— begin Information supplied —

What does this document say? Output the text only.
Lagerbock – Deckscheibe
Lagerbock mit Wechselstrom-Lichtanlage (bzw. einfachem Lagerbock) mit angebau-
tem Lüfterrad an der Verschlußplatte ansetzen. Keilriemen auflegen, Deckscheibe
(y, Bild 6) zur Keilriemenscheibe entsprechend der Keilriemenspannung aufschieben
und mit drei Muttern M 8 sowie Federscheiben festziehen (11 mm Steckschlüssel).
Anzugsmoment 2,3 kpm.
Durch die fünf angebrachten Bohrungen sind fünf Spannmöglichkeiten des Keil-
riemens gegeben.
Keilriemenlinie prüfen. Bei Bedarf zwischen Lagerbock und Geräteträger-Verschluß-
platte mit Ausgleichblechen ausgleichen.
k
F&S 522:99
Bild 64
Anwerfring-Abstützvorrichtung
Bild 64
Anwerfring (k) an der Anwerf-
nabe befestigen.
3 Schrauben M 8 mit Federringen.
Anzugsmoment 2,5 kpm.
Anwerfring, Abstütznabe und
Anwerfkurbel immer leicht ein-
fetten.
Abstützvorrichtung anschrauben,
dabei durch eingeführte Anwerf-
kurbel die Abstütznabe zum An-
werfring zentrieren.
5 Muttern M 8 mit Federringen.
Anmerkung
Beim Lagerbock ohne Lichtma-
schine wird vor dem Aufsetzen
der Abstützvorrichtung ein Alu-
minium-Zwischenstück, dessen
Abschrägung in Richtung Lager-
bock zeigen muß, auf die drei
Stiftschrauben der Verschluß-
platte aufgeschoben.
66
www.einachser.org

— end Information supplied —

Work required: Copy all lines from the material that hold "Muttern".

Written solution:
und mit drei Muttern M 8 sowie Federscheiben festziehen (11 mm Steckschlüssel).
5 Muttern M 8 mit Federringen.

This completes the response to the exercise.